Record set:
==================================================

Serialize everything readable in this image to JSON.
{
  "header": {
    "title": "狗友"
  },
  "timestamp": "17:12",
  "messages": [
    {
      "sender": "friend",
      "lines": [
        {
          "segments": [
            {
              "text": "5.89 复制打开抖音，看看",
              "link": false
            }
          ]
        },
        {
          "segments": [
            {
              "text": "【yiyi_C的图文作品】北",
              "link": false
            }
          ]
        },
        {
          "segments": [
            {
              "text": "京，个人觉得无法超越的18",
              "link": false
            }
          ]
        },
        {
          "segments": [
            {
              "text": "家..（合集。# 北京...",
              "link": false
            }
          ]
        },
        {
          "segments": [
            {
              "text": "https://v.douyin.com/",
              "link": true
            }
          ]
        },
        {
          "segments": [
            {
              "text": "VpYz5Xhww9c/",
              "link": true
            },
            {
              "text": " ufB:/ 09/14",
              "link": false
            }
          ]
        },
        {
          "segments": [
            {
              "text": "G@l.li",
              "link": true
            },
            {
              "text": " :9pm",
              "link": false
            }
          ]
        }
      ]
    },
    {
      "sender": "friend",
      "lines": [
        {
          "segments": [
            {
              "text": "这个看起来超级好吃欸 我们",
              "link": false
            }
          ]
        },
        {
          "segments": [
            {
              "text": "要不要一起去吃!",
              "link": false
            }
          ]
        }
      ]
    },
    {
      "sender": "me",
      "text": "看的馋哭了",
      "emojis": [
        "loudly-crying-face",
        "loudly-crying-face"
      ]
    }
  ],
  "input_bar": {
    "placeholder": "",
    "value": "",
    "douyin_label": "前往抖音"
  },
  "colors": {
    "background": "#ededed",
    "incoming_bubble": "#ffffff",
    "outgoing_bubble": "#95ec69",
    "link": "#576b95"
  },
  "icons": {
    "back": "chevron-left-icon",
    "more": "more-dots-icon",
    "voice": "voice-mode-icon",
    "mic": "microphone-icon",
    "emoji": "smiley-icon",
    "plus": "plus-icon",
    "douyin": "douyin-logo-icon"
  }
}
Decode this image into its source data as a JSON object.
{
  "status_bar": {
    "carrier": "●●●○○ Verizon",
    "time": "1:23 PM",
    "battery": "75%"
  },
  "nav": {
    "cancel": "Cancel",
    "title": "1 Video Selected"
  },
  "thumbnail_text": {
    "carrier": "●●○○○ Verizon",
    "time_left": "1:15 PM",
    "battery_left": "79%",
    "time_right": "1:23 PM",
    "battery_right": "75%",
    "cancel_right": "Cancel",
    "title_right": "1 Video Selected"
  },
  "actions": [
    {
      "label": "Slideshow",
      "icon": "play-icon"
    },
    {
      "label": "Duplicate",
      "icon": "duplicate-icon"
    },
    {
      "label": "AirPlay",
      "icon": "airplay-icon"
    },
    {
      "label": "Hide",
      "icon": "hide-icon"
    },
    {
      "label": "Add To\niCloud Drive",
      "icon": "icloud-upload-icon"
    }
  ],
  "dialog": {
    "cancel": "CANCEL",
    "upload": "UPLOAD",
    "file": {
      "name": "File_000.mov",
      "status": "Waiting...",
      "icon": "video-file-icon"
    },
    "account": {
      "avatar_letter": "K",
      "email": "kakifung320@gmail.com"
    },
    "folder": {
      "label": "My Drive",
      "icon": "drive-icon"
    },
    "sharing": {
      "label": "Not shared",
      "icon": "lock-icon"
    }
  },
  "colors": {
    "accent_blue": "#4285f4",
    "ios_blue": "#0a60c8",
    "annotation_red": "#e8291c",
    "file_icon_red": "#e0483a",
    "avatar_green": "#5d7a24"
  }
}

==================================================

Exercise objective: Exactly as shown, repeat every record.

Written solution:
Serialize everything readable in this image to JSON.
{
  "header": {
    "title": "狗友"
  },
  "timestamp": "17:12",
  "messages": [
    {
      "sender": "friend",
      "lines": [
        {
          "segments": [
            {
              "text": "5.89 复制打开抖音，看看",
              "link": false
            }
          ]
        },
        {
          "segments": [
            {
              "text": "【yiyi_C的图文作品】北",
              "link": false
            }
          ]
        },
        {
          "segments": [
            {
              "text": "京，个人觉得无法超越的18",
              "link": false
            }
          ]
        },
        {
          "segments": [
            {
              "text": "家..（合集。# 北京...",
              "link": false
            }
          ]
        },
        {
          "segments": [
            {
              "text": "https://v.douyin.com/",
              "link": true
            }
          ]
        },
        {
          "segments": [
            {
              "text": "VpYz5Xhww9c/",
              "link": true
            },
            {
              "text": " ufB:/ 09/14",
              "link": false
            }
          ]
        },
        {
          "segments": [
            {
              "text": "G@l.li",
              "link": true
            },
            {
              "text": " :9pm",
              "link": false
            }
          ]
        }
      ]
    },
    {
      "sender": "friend",
      "lines": [
        {
          "segments": [
            {
              "text": "这个看起来超级好吃欸 我们",
              "link": false
            }
          ]
        },
        {
          "segments": [
            {
              "text": "要不要一起去吃!",
              "link": false
            }
          ]
        }
      ]
    },
    {
      "sender": "me",
      "text": "看的馋哭了",
      "emojis": [
        "loudly-crying-face",
        "loudly-crying-face"
      ]
    }
  ],
  "input_bar": {
    "placeholder": "",
    "value": "",
    "douyin_label": "前往抖音"
  },
  "colors": {
    "background": "#ededed",
    "incoming_bubble": "#ffffff",
    "outgoing_bubble": "#95ec69",
    "link": "#576b95"
  },
  "icons": {
    "back": "chevron-left-icon",
    "more": "more-dots-icon",
    "voice": "voice-mode-icon",
    "mic": "microphone-icon",
    "emoji": "smiley-icon",
    "plus": "plus-icon",
    "douyin": "douyin-logo-icon"
  }
}
Decode this image into its source data as a JSON object.
{
  "status_bar": {
    "carrier": "●●●○○ Verizon",
    "time": "1:23 PM",
    "battery": "75%"
  },
  "nav": {
    "cancel": "Cancel",
    "title": "1 Video Selected"
  },
  "thumbnail_text": {
    "carrier": "●●○○○ Verizon",
    "time_left": "1:15 PM",
    "battery_left": "79%",
    "time_right": "1:23 PM",
    "battery_right": "75%",
    "cancel_right": "Cancel",
    "title_right": "1 Video Selected"
  },
  "actions": [
    {
      "label": "Slideshow",
      "icon": "play-icon"
    },
    {
      "label": "Duplicate",
      "icon": "duplicate-icon"
    },
    {
      "label": "AirPlay",
      "icon": "airplay-icon"
    },
    {
      "label": "Hide",
      "icon": "hide-icon"
    },
    {
      "label": "Add To\niCloud Drive",
      "icon": "icloud-upload-icon"
    }
  ],
  "dialog": {
    "cancel": "CANCEL",
    "upload": "UPLOAD",
    "file": {
      "name": "File_000.mov",
      "status": "Waiting...",
      "icon": "video-file-icon"
    },
    "account": {
      "avatar_letter": "K",
      "email": "kakifung320@gmail.com"
    },
    "folder": {
      "label": "My Drive",
      "icon": "drive-icon"
    },
    "sharing": {
      "label": "Not shared",
      "icon": "lock-icon"
    }
  },
  "colors": {
    "accent_blue": "#4285f4",
    "ios_blue": "#0a60c8",
    "annotation_red": "#e8291c",
    "file_icon_red": "#e0483a",
    "avatar_green": "#5d7a24"
  }
}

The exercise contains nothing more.